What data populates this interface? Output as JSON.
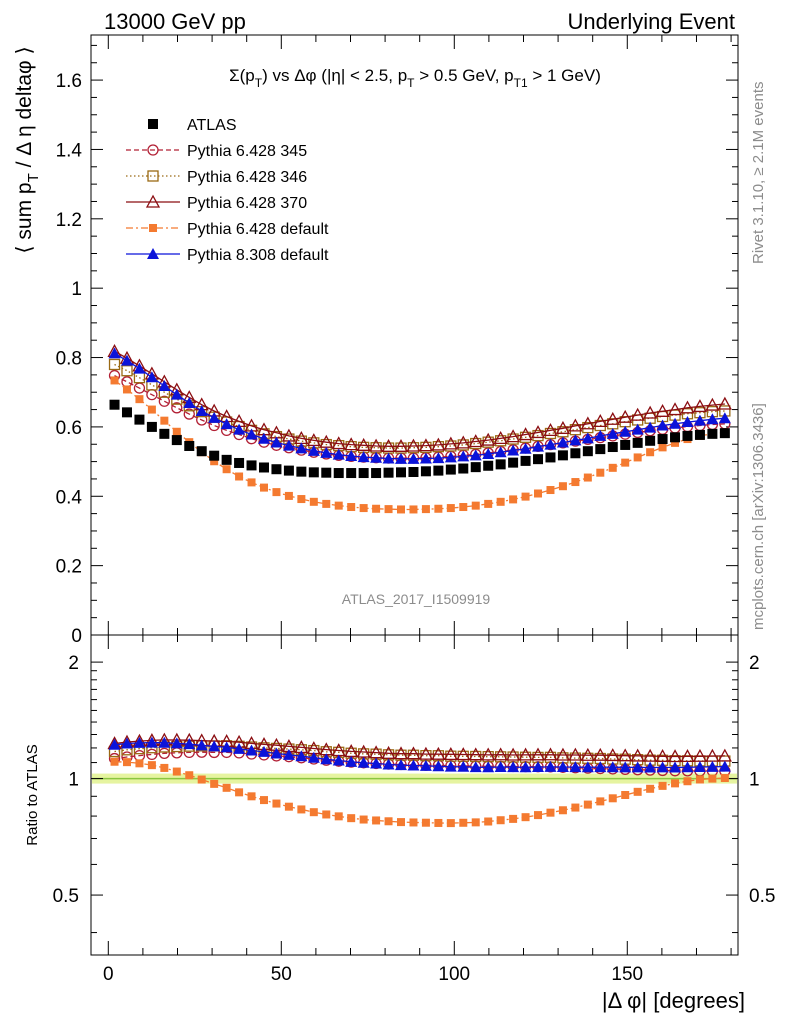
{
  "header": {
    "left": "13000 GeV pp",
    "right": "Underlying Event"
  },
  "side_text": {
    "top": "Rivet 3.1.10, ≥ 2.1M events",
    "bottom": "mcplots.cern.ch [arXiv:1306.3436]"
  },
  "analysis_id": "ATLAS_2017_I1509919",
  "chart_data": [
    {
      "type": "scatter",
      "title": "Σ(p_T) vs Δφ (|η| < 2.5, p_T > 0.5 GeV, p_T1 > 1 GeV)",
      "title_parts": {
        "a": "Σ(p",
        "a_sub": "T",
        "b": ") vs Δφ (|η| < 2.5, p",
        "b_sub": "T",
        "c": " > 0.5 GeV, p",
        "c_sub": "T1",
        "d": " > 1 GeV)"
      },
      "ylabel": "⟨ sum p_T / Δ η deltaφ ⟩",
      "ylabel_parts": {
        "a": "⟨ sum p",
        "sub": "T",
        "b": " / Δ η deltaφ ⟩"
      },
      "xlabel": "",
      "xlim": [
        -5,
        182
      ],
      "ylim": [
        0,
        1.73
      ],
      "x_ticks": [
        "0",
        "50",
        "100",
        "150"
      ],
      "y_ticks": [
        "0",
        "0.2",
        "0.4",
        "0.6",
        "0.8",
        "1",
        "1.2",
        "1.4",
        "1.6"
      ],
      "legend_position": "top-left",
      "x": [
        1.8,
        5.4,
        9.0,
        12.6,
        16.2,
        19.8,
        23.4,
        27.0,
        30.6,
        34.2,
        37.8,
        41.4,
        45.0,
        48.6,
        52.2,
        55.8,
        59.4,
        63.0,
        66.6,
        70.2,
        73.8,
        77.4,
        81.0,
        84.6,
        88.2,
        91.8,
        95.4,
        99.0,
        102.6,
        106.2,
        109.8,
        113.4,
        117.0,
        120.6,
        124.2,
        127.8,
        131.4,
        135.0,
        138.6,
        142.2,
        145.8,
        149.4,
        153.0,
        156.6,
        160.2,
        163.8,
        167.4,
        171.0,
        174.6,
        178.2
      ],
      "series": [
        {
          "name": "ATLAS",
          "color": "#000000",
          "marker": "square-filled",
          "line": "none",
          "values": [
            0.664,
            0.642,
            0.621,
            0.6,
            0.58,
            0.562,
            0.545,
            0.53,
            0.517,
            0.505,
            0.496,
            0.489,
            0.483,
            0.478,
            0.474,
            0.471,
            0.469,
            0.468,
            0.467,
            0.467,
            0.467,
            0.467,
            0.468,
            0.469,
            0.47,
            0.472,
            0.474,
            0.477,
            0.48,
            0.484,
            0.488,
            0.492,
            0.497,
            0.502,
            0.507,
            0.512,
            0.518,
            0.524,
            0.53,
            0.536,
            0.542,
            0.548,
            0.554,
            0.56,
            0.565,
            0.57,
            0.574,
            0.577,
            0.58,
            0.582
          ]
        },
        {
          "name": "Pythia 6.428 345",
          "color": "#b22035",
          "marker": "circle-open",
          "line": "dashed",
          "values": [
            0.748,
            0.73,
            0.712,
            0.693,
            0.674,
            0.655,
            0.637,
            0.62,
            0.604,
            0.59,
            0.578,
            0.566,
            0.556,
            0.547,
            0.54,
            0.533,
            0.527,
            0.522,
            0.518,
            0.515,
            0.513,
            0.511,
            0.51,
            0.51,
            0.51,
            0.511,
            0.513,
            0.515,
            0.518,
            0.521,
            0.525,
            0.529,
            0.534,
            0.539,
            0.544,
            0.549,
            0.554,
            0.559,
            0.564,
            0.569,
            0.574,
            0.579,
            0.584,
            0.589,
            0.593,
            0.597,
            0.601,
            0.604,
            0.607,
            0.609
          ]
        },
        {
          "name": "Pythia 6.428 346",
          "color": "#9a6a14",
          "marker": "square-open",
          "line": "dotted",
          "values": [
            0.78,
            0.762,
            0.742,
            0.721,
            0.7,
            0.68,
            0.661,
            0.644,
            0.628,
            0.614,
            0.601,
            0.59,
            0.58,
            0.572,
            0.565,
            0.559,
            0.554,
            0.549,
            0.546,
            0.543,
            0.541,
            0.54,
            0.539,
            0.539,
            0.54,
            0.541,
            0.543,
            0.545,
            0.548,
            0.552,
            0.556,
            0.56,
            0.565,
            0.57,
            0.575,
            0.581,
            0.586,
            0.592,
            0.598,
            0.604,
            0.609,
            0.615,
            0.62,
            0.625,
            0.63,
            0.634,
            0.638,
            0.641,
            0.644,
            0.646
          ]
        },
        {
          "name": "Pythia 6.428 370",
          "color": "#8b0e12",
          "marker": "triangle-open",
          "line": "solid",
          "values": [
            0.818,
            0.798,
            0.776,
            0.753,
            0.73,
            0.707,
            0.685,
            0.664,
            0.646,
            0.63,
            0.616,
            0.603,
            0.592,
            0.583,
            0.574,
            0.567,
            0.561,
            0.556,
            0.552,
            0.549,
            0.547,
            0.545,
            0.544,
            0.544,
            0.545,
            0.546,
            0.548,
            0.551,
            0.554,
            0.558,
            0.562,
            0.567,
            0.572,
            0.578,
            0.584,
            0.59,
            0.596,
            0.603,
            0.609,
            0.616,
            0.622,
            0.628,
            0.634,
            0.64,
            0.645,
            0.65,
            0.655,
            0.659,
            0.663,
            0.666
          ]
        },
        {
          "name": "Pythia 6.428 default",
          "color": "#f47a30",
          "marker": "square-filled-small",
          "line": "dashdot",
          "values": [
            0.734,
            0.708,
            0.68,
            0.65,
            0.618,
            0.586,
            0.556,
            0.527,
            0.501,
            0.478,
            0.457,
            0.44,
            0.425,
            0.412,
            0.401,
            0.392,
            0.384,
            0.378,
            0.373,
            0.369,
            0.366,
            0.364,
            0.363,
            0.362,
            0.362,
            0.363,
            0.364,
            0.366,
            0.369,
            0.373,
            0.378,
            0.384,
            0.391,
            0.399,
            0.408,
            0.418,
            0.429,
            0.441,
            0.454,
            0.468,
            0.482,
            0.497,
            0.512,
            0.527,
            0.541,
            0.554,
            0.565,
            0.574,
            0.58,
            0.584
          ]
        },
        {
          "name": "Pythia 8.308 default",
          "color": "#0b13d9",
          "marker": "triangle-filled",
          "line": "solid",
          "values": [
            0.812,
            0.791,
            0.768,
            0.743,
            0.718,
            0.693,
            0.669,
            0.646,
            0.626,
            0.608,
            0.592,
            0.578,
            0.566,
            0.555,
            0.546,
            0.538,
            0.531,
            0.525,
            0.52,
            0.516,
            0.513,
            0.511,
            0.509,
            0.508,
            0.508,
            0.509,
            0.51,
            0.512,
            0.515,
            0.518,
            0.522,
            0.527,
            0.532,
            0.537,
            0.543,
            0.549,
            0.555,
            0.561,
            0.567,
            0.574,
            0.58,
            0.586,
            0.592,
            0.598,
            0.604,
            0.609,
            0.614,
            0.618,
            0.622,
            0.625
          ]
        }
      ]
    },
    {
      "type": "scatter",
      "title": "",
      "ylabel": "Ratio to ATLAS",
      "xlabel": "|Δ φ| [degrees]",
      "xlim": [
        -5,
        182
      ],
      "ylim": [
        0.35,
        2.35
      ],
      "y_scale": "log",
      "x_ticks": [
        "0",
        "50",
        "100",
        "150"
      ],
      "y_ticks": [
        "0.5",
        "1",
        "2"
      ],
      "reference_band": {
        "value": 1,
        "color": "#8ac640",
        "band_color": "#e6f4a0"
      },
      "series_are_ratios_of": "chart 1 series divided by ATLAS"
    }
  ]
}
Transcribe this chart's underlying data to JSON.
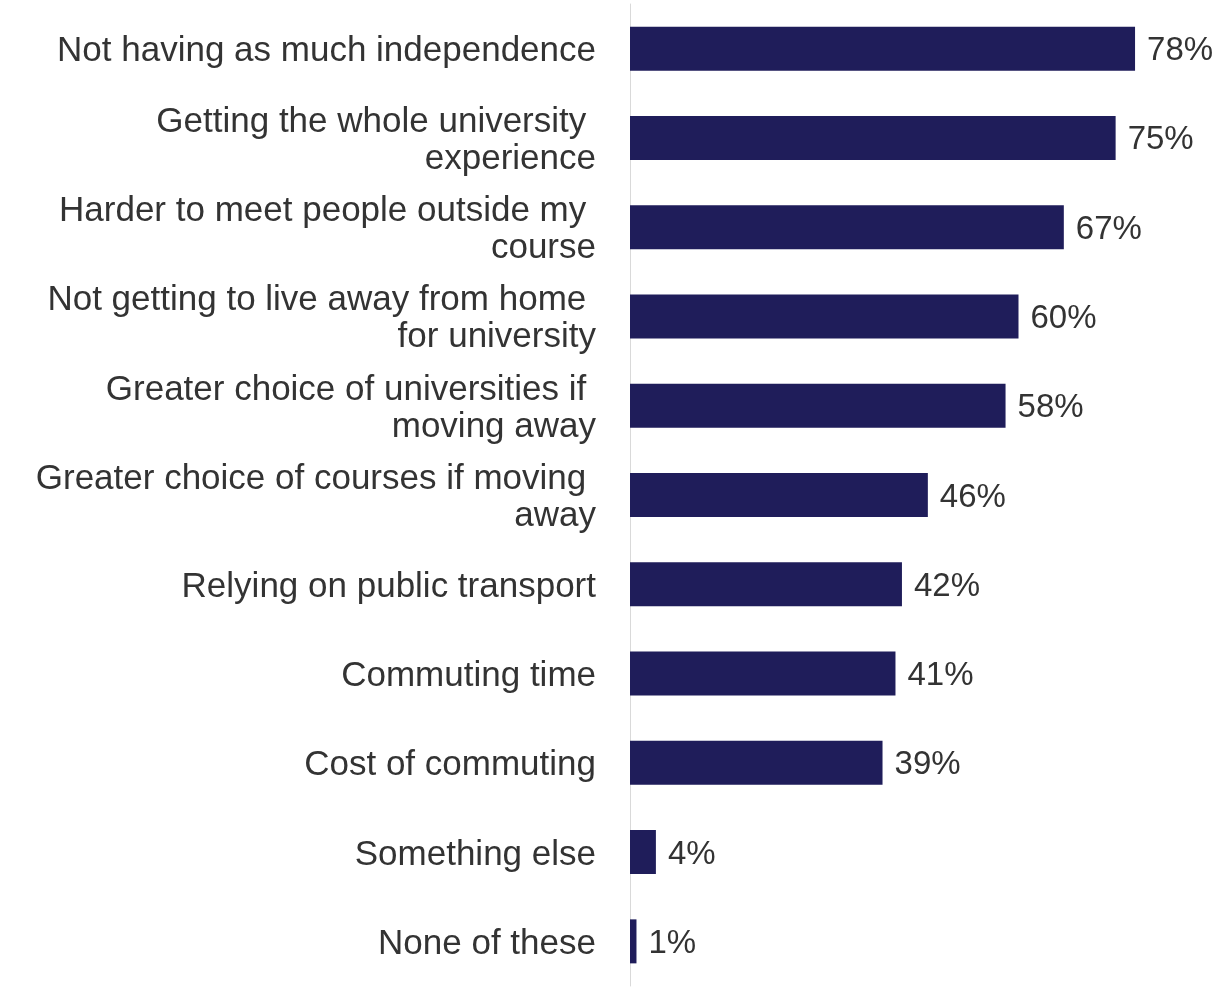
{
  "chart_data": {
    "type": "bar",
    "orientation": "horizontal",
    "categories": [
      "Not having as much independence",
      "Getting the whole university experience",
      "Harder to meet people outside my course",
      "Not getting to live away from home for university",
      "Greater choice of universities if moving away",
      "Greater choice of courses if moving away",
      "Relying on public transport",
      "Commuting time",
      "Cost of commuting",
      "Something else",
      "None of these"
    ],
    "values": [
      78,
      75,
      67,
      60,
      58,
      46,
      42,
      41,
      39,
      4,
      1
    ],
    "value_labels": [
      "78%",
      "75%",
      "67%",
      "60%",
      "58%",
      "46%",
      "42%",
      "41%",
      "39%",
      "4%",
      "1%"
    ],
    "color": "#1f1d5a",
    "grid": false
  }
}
# # # # #
■ EXERCISE TASK
Work out how many lines in the records above contain the word "triangle", and reply with that number alone.

■ TASK ANSWER
2